OBJECTIVE >>
Find and copy each line of the records where the string "změně" shows up.

Saved entries:
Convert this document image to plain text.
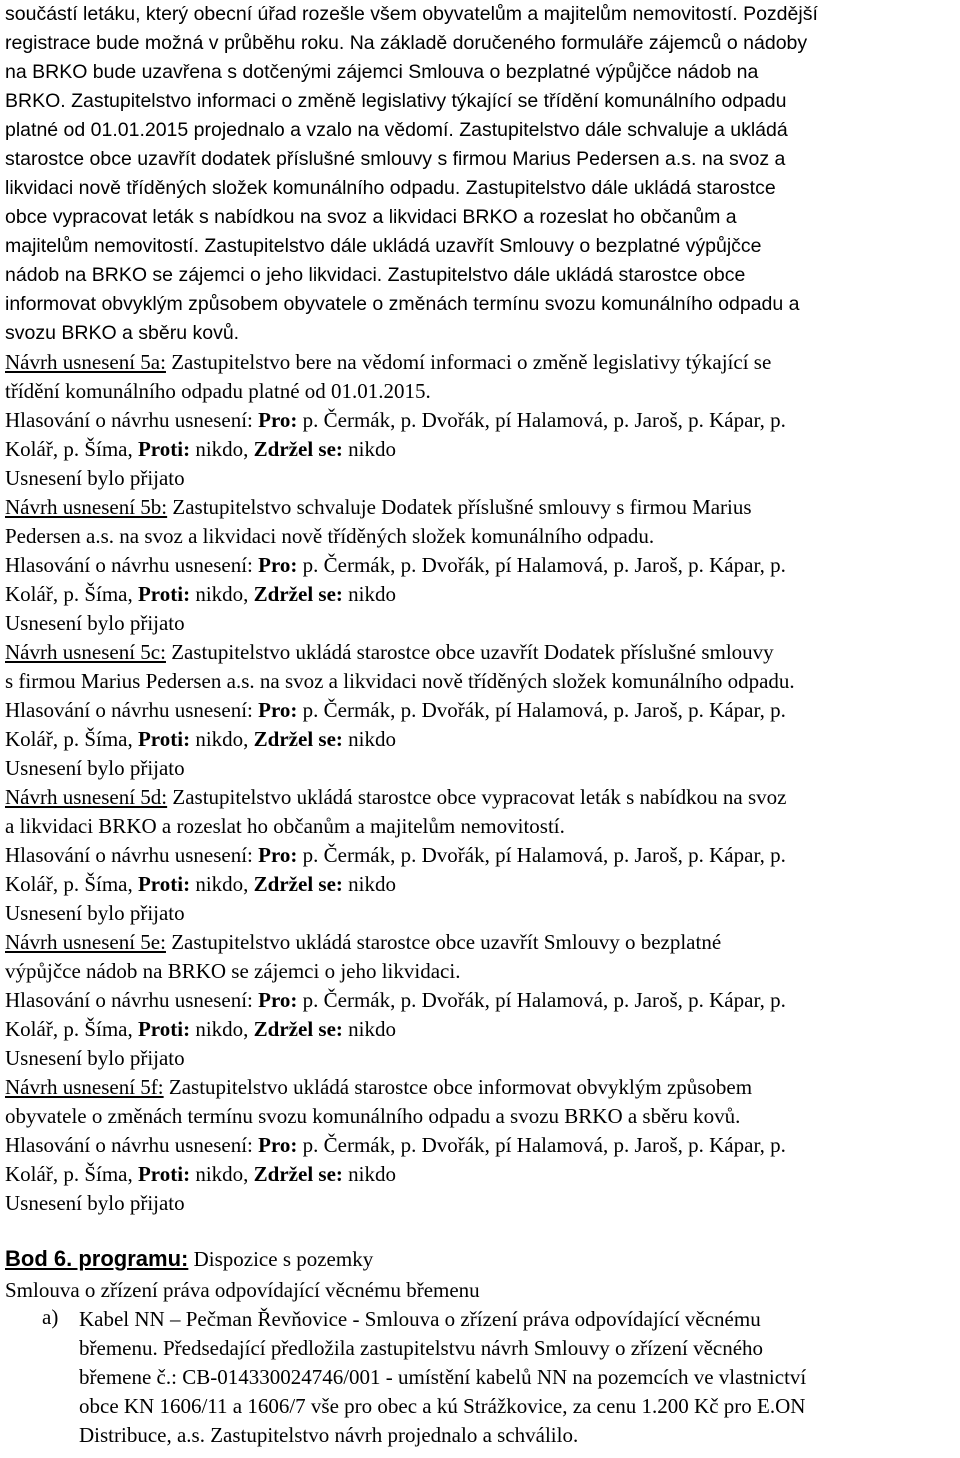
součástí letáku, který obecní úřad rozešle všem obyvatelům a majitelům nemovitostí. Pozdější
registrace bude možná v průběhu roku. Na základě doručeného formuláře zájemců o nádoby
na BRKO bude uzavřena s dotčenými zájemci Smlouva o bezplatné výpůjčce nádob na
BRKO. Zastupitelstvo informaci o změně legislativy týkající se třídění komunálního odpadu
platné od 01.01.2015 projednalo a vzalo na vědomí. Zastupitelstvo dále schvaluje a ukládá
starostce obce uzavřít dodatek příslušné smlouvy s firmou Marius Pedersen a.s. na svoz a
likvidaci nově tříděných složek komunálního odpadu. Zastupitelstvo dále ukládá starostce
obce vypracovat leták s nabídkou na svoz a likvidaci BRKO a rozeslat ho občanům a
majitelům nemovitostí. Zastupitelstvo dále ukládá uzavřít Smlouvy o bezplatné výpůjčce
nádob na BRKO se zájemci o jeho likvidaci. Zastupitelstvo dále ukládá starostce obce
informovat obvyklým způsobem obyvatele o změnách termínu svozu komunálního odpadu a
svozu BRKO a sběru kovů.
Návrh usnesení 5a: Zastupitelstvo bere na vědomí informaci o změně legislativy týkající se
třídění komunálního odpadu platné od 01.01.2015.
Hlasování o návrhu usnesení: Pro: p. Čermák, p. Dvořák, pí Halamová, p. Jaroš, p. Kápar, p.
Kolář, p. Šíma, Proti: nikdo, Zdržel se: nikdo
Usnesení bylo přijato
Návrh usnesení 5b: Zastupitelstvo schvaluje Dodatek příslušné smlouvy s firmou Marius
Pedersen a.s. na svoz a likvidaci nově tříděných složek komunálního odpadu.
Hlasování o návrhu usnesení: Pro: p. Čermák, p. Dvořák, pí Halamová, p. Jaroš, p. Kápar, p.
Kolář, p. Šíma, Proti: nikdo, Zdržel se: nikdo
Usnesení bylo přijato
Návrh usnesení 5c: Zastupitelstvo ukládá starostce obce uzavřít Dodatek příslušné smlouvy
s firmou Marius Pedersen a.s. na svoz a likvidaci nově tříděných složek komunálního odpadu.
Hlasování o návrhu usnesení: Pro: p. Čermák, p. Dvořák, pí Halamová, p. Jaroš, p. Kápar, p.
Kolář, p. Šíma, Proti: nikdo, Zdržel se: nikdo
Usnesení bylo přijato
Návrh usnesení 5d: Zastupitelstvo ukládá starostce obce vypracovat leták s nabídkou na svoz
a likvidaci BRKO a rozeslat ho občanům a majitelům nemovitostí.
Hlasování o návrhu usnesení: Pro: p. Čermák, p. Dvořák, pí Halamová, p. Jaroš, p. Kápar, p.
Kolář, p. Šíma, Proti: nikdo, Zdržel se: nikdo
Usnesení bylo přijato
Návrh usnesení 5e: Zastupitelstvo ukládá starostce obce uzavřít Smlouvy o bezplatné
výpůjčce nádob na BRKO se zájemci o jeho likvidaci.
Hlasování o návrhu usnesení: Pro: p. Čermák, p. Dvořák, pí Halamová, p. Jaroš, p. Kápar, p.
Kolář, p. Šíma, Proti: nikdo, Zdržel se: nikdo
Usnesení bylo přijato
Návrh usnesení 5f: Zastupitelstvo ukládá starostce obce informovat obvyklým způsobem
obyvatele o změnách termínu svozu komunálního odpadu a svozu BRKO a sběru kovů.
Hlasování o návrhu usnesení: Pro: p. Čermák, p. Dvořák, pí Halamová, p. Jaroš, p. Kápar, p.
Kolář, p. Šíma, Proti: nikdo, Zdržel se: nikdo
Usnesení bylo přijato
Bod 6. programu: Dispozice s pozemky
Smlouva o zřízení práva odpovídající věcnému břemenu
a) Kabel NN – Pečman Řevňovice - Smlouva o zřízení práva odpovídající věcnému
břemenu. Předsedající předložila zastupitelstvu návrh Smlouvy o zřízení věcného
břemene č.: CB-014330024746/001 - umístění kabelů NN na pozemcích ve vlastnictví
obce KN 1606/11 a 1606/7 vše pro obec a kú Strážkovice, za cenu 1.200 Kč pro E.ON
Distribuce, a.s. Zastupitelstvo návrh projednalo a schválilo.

THE ANSWER >>
BRKO. Zastupitelstvo informaci o změně legislativy týkající se třídění komunálního odpadu
Návrh usnesení 5a: Zastupitelstvo bere na vědomí informaci o změně legislativy týkající se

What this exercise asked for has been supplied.